Exercise task: Find how many lines hold the word "wolt" and give that number only.

Given data:
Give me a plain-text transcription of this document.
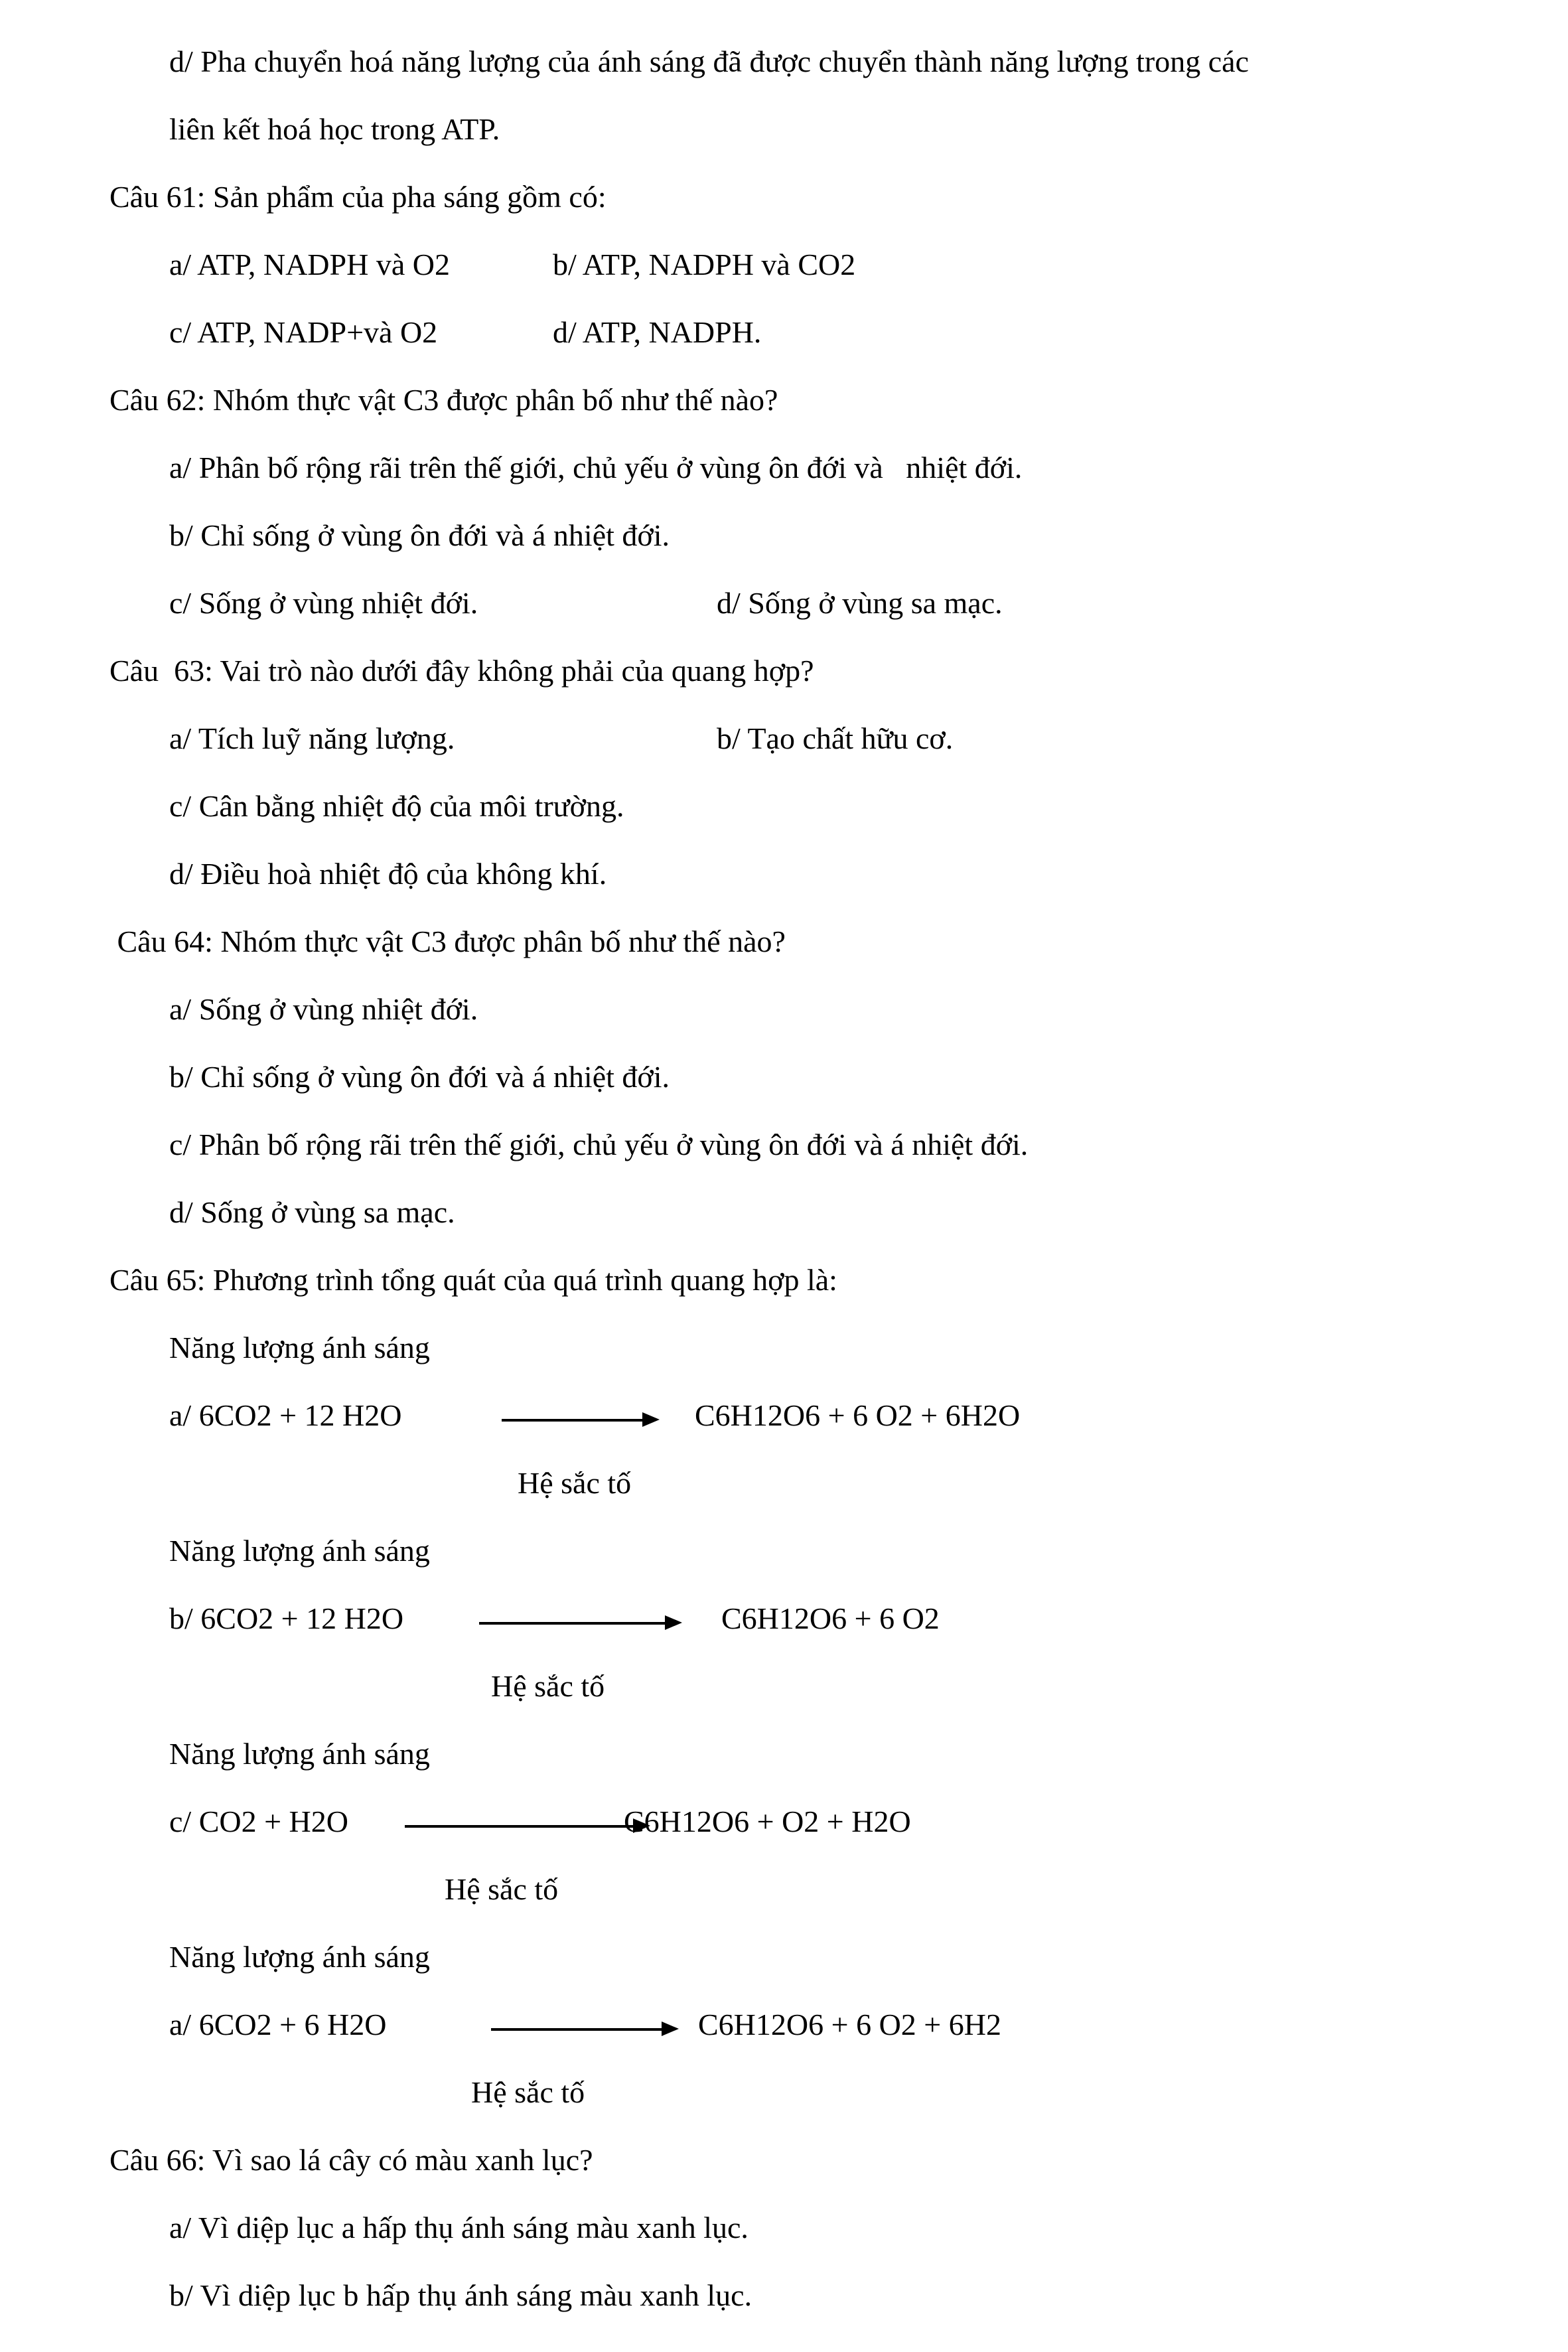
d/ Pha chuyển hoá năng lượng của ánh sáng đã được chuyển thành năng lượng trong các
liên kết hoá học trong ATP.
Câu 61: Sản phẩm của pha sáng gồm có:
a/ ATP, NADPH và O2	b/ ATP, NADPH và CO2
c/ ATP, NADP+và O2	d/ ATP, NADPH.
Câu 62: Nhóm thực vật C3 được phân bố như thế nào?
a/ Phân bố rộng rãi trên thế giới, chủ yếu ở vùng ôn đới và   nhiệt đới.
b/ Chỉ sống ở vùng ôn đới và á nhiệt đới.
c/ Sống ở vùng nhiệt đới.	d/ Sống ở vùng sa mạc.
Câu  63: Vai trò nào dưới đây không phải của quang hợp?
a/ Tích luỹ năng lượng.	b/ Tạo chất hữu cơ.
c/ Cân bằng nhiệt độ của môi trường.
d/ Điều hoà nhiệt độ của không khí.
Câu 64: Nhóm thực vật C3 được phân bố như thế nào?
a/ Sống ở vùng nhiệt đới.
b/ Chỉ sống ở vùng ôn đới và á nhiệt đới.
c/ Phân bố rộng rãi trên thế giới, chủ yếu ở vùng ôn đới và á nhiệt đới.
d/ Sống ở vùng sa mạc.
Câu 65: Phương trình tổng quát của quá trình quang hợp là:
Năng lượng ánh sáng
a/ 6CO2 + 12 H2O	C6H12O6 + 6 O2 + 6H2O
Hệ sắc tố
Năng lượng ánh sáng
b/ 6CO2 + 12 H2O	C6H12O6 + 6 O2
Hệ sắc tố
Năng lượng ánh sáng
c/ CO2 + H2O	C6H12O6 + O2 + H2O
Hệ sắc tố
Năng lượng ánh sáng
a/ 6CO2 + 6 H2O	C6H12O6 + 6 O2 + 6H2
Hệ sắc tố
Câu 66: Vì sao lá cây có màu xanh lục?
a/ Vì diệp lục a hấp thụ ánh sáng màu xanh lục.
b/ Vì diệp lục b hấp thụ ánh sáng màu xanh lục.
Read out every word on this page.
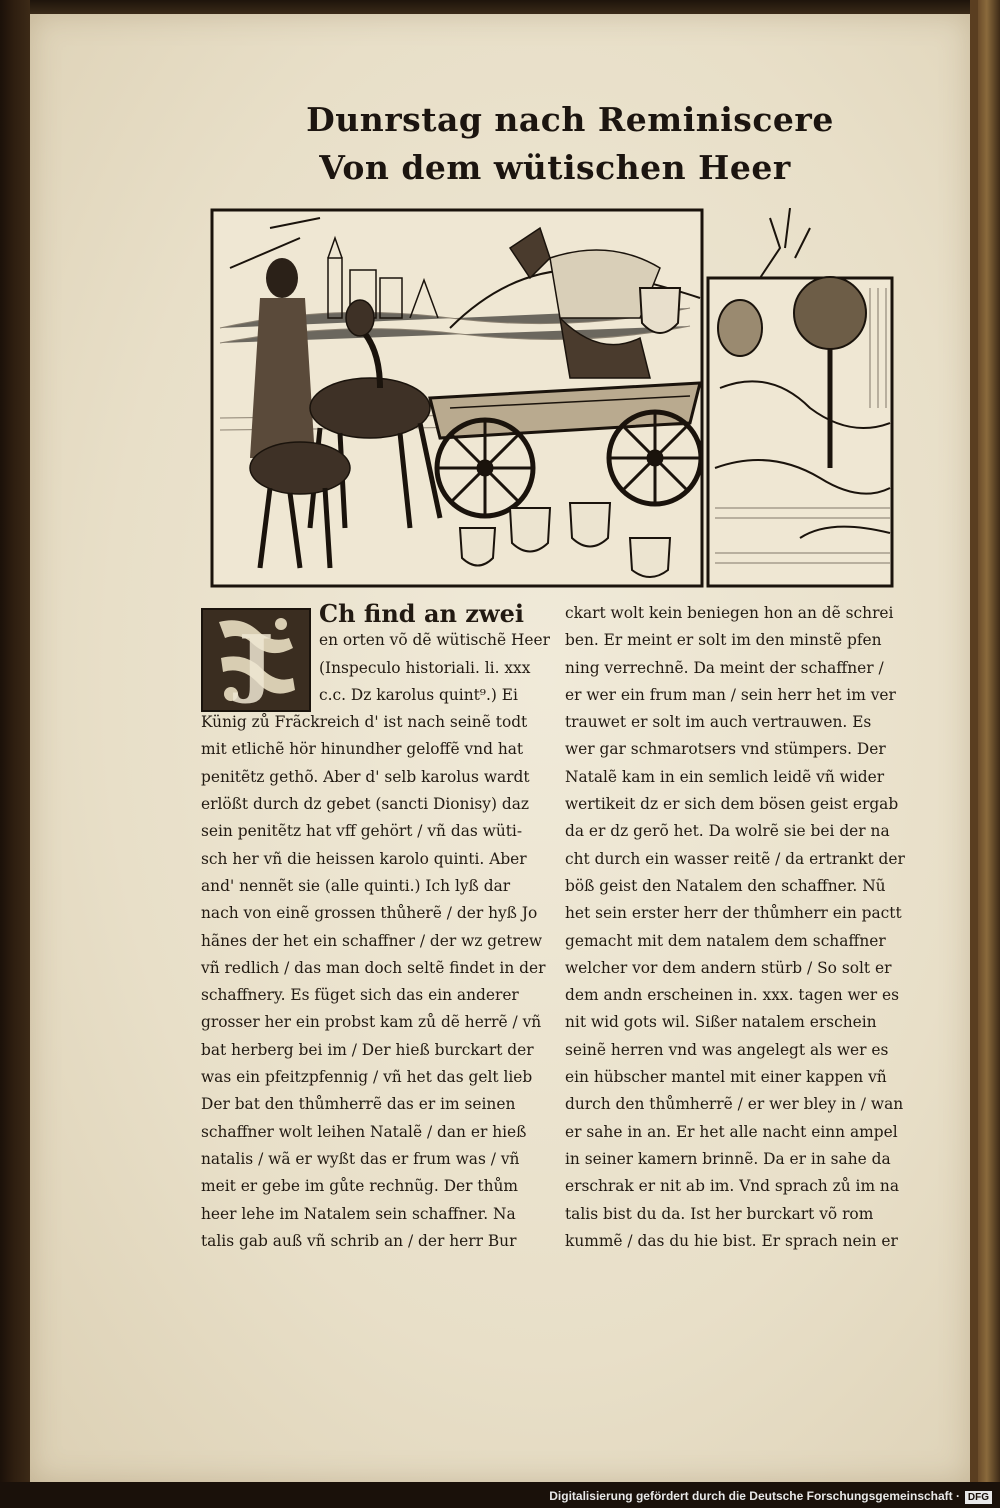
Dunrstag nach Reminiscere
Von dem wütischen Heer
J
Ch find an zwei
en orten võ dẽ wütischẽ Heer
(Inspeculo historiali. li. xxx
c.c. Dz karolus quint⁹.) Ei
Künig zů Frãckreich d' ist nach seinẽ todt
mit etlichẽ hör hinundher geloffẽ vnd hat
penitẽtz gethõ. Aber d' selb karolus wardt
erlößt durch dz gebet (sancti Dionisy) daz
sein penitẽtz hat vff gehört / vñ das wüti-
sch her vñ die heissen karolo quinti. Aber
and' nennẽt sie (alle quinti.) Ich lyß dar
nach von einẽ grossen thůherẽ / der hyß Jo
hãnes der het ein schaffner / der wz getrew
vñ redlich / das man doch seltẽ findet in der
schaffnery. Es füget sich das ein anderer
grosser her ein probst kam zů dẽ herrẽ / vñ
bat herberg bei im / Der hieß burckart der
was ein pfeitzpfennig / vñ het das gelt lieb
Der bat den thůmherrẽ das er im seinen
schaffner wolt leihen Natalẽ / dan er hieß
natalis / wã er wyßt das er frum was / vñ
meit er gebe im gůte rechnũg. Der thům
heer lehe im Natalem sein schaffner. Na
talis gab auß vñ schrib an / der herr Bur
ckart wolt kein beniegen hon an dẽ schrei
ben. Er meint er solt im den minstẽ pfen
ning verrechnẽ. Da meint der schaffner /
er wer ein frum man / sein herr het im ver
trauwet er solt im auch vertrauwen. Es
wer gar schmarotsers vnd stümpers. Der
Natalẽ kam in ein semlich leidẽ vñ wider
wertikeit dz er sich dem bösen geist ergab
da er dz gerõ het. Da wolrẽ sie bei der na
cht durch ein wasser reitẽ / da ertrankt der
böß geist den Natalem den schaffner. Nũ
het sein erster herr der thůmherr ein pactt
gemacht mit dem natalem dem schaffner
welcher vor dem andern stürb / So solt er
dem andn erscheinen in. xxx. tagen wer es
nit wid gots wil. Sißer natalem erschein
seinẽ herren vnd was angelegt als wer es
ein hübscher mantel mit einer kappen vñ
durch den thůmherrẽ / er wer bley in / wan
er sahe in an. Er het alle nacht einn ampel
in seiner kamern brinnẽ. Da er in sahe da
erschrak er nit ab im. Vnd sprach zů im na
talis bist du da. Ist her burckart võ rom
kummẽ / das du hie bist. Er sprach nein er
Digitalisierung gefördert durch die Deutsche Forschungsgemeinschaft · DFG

Answer for the task: 2